══ DATA FOR THIS EXERCISE

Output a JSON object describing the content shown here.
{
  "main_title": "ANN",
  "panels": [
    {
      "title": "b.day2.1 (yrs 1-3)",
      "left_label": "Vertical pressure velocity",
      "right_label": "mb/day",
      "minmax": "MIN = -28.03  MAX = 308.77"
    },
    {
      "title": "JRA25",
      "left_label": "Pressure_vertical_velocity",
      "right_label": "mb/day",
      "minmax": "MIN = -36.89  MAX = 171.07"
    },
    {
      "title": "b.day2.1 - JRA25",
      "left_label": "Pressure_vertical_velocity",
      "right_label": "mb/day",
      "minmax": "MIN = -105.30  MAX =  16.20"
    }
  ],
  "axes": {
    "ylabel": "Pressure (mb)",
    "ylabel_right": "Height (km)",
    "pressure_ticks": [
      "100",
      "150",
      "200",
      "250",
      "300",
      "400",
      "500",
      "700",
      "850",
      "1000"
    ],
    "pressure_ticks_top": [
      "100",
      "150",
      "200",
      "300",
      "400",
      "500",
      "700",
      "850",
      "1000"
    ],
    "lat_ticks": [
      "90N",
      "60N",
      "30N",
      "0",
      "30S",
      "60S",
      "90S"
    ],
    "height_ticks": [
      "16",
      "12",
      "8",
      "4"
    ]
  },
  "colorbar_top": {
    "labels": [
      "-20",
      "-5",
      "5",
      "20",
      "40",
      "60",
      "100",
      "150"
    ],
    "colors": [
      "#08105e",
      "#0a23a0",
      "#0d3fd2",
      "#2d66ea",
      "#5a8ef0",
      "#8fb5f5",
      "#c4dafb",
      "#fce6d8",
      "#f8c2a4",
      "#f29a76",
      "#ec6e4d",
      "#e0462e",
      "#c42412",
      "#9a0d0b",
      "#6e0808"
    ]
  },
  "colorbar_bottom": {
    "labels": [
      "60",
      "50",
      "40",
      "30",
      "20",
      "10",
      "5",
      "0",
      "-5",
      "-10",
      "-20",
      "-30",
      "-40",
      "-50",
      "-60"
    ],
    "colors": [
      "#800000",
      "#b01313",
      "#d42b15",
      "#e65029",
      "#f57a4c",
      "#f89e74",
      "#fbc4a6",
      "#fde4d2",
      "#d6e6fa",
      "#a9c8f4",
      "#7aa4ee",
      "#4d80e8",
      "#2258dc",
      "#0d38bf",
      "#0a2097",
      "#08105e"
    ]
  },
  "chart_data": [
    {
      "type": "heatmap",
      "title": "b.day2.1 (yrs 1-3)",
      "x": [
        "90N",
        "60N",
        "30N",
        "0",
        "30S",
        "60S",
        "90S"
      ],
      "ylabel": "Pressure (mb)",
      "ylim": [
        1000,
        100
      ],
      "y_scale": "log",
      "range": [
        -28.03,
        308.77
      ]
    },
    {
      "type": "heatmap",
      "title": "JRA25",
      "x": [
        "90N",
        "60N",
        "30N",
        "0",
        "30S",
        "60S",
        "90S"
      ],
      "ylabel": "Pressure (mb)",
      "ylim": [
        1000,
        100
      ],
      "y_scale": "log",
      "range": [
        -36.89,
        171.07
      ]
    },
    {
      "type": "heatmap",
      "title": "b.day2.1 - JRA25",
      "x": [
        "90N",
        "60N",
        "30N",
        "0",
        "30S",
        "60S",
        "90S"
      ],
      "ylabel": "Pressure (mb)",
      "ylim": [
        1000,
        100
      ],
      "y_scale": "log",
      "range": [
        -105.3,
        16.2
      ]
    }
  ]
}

════

EXERCISE DESCRIPTION: Exactly as shown above, return every record.

EXERCISE RESPONSE:
Output a JSON object describing the content shown here.
{
  "main_title": "ANN",
  "panels": [
    {
      "title": "b.day2.1 (yrs 1-3)",
      "left_label": "Vertical pressure velocity",
      "right_label": "mb/day",
      "minmax": "MIN = -28.03  MAX = 308.77"
    },
    {
      "title": "JRA25",
      "left_label": "Pressure_vertical_velocity",
      "right_label": "mb/day",
      "minmax": "MIN = -36.89  MAX = 171.07"
    },
    {
      "title": "b.day2.1 - JRA25",
      "left_label": "Pressure_vertical_velocity",
      "right_label": "mb/day",
      "minmax": "MIN = -105.30  MAX =  16.20"
    }
  ],
  "axes": {
    "ylabel": "Pressure (mb)",
    "ylabel_right": "Height (km)",
    "pressure_ticks": [
      "100",
      "150",
      "200",
      "250",
      "300",
      "400",
      "500",
      "700",
      "850",
      "1000"
    ],
    "pressure_ticks_top": [
      "100",
      "150",
      "200",
      "300",
      "400",
      "500",
      "700",
      "850",
      "1000"
    ],
    "lat_ticks": [
      "90N",
      "60N",
      "30N",
      "0",
      "30S",
      "60S",
      "90S"
    ],
    "height_ticks": [
      "16",
      "12",
      "8",
      "4"
    ]
  },
  "colorbar_top": {
    "labels": [
      "-20",
      "-5",
      "5",
      "20",
      "40",
      "60",
      "100",
      "150"
    ],
    "colors": [
      "#08105e",
      "#0a23a0",
      "#0d3fd2",
      "#2d66ea",
      "#5a8ef0",
      "#8fb5f5",
      "#c4dafb",
      "#fce6d8",
      "#f8c2a4",
      "#f29a76",
      "#ec6e4d",
      "#e0462e",
      "#c42412",
      "#9a0d0b",
      "#6e0808"
    ]
  },
  "colorbar_bottom": {
    "labels": [
      "60",
      "50",
      "40",
      "30",
      "20",
      "10",
      "5",
      "0",
      "-5",
      "-10",
      "-20",
      "-30",
      "-40",
      "-50",
      "-60"
    ],
    "colors": [
      "#800000",
      "#b01313",
      "#d42b15",
      "#e65029",
      "#f57a4c",
      "#f89e74",
      "#fbc4a6",
      "#fde4d2",
      "#d6e6fa",
      "#a9c8f4",
      "#7aa4ee",
      "#4d80e8",
      "#2258dc",
      "#0d38bf",
      "#0a2097",
      "#08105e"
    ]
  },
  "chart_data": [
    {
      "type": "heatmap",
      "title": "b.day2.1 (yrs 1-3)",
      "x": [
        "90N",
        "60N",
        "30N",
        "0",
        "30S",
        "60S",
        "90S"
      ],
      "ylabel": "Pressure (mb)",
      "ylim": [
        1000,
        100
      ],
      "y_scale": "log",
      "range": [
        -28.03,
        308.77
      ]
    },
    {
      "type": "heatmap",
      "title": "JRA25",
      "x": [
        "90N",
        "60N",
        "30N",
        "0",
        "30S",
        "60S",
        "90S"
      ],
      "ylabel": "Pressure (mb)",
      "ylim": [
        1000,
        100
      ],
      "y_scale": "log",
      "range": [
        -36.89,
        171.07
      ]
    },
    {
      "type": "heatmap",
      "title": "b.day2.1 - JRA25",
      "x": [
        "90N",
        "60N",
        "30N",
        "0",
        "30S",
        "60S",
        "90S"
      ],
      "ylabel": "Pressure (mb)",
      "ylim": [
        1000,
        100
      ],
      "y_scale": "log",
      "range": [
        -105.3,
        16.2
      ]
    }
  ]
}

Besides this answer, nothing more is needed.